## begin The records
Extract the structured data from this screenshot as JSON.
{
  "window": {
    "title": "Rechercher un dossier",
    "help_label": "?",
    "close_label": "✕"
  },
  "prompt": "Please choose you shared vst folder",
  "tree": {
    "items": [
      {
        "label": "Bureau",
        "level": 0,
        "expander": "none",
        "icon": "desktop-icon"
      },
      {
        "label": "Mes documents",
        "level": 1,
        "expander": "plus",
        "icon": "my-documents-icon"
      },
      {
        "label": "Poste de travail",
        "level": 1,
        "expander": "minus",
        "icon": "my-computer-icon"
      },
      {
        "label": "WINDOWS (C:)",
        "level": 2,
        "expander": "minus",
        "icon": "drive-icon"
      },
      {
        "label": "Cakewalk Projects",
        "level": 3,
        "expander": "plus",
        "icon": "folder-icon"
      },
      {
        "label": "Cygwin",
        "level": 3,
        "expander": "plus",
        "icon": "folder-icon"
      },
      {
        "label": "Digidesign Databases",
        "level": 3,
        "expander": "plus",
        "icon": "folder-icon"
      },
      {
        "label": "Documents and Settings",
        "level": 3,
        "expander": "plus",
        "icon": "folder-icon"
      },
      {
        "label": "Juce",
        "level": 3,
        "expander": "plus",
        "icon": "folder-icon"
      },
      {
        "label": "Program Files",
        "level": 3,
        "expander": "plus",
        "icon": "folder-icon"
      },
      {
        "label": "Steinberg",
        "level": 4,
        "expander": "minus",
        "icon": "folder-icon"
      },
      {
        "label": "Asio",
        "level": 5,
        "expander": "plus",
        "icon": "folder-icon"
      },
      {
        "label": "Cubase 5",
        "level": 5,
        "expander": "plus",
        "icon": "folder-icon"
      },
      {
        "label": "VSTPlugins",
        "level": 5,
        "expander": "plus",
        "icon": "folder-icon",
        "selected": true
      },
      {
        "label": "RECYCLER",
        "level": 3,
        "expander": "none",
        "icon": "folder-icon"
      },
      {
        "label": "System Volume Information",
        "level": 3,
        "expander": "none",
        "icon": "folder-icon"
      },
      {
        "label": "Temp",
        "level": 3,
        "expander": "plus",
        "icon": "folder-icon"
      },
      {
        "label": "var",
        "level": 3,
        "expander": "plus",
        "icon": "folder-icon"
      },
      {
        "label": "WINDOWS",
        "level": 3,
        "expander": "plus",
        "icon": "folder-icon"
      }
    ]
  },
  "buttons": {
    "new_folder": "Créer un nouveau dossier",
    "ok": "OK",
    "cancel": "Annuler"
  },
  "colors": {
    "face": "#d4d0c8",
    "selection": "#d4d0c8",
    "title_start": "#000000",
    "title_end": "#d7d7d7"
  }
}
## end The records
What you are asked to do »
Using the entries above, return each line in which the word "dossier" occurs.

Final result »
    "title": "Rechercher un dossier",
    "new_folder": "Créer un nouveau dossier",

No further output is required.